Task to complete :: All the data below goes into the copy word for word, but the pictures don't.

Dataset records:
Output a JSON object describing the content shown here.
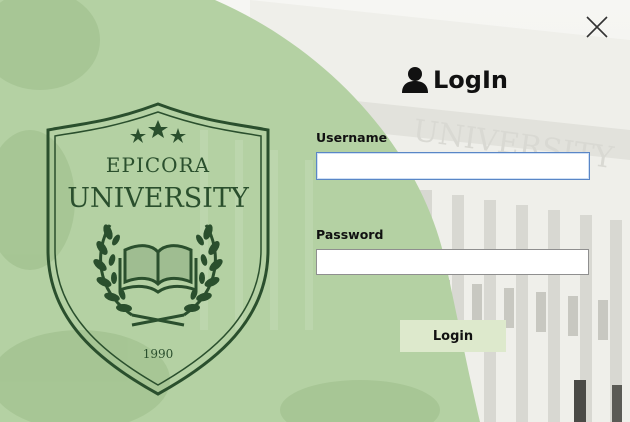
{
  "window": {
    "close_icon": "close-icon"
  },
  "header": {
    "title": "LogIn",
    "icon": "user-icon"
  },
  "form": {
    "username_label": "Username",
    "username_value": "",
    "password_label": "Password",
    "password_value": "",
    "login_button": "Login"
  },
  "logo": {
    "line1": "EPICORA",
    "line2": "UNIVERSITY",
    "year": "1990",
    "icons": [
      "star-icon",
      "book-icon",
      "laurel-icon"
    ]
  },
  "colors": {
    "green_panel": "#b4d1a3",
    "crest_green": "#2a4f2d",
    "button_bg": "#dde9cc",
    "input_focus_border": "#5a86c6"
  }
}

Correct output ::
Output a JSON object describing the content shown here.
{
  "window": {
    "close_icon": "close-icon"
  },
  "header": {
    "title": "LogIn",
    "icon": "user-icon"
  },
  "form": {
    "username_label": "Username",
    "username_value": "",
    "password_label": "Password",
    "password_value": "",
    "login_button": "Login"
  },
  "logo": {
    "line1": "EPICORA",
    "line2": "UNIVERSITY",
    "year": "1990",
    "icons": [
      "star-icon",
      "book-icon",
      "laurel-icon"
    ]
  },
  "colors": {
    "green_panel": "#b4d1a3",
    "crest_green": "#2a4f2d",
    "button_bg": "#dde9cc",
    "input_focus_border": "#5a86c6"
  }
}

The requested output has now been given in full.